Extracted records
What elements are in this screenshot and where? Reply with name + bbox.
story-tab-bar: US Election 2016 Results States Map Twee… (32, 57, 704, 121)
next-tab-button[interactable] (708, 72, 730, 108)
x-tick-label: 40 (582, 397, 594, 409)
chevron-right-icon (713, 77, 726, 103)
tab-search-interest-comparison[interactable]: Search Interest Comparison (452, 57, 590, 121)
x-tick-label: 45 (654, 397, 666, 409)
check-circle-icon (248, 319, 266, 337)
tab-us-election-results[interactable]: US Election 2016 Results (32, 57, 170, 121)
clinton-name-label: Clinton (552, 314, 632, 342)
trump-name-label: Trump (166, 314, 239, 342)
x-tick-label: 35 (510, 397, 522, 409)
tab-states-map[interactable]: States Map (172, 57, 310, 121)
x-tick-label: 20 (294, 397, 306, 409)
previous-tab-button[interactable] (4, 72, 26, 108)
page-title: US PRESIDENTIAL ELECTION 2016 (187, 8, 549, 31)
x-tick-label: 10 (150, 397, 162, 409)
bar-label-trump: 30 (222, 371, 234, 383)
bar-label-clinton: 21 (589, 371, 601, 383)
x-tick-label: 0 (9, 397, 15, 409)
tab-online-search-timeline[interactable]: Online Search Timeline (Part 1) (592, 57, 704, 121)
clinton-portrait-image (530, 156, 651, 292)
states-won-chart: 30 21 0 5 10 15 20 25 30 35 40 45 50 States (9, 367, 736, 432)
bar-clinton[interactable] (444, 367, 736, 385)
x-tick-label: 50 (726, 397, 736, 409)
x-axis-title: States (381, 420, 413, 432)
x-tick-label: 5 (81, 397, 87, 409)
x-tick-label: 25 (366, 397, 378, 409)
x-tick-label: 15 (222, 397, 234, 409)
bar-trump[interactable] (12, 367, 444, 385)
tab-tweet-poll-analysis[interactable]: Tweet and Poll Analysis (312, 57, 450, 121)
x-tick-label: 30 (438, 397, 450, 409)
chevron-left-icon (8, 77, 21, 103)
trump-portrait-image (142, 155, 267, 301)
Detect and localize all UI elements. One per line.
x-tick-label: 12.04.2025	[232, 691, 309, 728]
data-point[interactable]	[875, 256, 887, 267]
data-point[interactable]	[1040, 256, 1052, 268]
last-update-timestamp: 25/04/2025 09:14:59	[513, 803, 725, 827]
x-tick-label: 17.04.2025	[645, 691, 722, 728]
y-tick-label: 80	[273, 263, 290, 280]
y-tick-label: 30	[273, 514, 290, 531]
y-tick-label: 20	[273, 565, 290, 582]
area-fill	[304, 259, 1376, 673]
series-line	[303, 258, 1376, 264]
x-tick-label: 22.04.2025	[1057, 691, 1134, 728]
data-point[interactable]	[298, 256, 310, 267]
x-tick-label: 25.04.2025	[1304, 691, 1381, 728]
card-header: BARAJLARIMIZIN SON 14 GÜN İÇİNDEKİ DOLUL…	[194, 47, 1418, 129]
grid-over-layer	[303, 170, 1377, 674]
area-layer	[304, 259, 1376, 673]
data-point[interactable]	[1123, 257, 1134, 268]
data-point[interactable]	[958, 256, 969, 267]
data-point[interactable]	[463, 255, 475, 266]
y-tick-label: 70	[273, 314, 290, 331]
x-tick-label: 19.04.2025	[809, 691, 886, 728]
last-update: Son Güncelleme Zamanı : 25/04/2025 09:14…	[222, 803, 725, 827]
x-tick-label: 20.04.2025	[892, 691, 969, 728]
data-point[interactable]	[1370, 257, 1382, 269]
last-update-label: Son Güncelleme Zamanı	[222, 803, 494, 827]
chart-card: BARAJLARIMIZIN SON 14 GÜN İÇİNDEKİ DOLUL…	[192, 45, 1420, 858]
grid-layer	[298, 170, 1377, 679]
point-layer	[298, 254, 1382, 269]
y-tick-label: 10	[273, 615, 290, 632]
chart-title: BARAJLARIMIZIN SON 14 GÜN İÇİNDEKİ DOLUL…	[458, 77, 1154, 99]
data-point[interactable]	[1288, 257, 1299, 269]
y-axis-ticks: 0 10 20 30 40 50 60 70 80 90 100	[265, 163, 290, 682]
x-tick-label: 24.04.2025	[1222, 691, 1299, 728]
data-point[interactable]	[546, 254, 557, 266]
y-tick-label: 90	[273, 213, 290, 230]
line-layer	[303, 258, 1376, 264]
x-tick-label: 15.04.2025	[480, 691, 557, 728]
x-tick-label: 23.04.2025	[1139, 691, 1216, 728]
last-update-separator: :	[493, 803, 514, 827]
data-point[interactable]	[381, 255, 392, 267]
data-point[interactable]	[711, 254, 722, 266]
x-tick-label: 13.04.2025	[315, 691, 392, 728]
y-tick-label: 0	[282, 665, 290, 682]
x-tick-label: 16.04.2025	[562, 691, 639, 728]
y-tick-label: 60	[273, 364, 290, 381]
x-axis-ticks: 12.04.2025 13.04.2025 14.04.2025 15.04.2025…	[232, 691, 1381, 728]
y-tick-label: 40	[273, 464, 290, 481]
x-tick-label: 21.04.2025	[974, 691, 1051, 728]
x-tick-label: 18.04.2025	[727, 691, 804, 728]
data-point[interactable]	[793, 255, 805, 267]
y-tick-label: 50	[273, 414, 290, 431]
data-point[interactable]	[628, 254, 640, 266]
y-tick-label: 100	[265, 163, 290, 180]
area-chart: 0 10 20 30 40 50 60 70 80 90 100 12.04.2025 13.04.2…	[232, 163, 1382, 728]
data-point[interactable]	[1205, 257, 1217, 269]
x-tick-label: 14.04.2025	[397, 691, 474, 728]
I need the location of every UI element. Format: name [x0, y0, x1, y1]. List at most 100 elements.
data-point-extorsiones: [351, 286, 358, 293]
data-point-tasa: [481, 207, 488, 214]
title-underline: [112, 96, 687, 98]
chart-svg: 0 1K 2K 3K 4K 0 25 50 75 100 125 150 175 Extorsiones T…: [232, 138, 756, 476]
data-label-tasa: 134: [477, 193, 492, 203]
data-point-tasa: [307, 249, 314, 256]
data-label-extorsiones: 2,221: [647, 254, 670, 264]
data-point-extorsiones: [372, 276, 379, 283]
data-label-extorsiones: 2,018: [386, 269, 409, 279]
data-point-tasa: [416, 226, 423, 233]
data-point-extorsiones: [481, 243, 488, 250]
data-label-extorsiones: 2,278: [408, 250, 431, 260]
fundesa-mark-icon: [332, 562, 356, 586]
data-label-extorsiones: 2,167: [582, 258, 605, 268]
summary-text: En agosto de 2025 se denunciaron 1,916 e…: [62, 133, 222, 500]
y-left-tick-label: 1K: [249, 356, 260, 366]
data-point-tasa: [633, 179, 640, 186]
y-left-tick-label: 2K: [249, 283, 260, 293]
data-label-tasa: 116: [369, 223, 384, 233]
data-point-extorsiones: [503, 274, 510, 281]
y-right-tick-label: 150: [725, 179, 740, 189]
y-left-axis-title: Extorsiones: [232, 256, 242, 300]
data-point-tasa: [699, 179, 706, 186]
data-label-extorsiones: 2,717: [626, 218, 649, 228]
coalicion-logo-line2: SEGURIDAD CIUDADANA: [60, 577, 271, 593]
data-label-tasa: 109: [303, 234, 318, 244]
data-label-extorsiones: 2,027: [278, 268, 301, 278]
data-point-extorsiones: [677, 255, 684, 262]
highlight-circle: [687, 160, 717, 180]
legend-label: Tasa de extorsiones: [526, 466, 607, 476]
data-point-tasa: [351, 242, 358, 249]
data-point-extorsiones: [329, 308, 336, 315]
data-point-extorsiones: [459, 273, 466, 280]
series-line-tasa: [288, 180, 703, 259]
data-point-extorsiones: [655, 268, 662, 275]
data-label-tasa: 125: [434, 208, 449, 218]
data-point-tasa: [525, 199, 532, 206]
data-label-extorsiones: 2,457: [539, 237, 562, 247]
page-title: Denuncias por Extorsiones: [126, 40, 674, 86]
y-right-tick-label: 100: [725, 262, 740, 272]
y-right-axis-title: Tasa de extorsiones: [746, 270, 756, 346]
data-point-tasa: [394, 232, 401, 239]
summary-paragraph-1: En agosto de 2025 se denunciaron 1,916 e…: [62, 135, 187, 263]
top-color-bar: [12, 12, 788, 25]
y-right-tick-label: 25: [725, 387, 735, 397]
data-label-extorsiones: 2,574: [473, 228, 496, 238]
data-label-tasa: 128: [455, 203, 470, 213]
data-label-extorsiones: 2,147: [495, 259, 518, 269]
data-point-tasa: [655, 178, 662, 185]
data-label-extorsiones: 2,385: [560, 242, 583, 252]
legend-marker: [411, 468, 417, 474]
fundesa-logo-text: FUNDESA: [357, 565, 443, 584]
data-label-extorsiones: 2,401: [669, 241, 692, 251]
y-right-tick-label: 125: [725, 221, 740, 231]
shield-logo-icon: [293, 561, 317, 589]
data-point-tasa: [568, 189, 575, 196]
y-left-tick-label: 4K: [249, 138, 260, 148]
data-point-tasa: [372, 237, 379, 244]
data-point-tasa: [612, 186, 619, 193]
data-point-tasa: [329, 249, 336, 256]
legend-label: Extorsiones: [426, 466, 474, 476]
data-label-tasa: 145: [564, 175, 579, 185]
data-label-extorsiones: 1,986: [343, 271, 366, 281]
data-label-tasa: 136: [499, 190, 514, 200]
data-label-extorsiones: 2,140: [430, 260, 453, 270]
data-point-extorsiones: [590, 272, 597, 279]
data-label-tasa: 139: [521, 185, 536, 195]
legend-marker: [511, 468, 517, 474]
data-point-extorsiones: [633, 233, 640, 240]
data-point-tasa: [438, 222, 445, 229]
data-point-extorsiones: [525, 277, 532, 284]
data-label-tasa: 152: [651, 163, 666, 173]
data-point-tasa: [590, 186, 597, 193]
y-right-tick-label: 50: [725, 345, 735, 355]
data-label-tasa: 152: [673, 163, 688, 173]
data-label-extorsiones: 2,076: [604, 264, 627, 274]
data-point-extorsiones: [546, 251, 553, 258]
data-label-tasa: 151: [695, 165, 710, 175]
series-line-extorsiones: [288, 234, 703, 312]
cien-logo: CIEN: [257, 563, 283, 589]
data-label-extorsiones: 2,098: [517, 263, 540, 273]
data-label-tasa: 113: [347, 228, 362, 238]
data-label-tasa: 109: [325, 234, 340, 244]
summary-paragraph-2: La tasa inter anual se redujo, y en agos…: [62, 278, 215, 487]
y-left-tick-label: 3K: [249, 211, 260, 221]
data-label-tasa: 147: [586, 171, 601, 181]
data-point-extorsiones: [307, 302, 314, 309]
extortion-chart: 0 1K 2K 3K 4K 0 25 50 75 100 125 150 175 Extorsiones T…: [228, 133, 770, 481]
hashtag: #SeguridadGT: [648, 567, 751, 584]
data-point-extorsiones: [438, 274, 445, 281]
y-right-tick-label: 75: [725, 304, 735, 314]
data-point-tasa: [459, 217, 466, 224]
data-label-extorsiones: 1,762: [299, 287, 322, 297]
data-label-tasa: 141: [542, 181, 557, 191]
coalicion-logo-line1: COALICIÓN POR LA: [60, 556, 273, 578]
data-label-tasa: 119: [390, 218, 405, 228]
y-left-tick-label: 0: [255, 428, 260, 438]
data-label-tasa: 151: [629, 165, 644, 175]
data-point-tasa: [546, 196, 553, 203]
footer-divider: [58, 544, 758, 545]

● Exercise directions
Please rewrite the material from its first line through the line with "x-tick-label: 45 (654, 397, 666, 409)", renaming "x-tick-label" to "horizontal-tick-label" and leaving everything else unchanged.

● Completed exercise
What elements are in this screenshot and where? Reply with name + bbox.
story-tab-bar: US Election 2016 Results States Map Twee… (32, 57, 704, 121)
next-tab-button[interactable] (708, 72, 730, 108)
horizontal-tick-label: 40 (582, 397, 594, 409)
chevron-right-icon (713, 77, 726, 103)
tab-search-interest-comparison[interactable]: Search Interest Comparison (452, 57, 590, 121)
horizontal-tick-label: 45 (654, 397, 666, 409)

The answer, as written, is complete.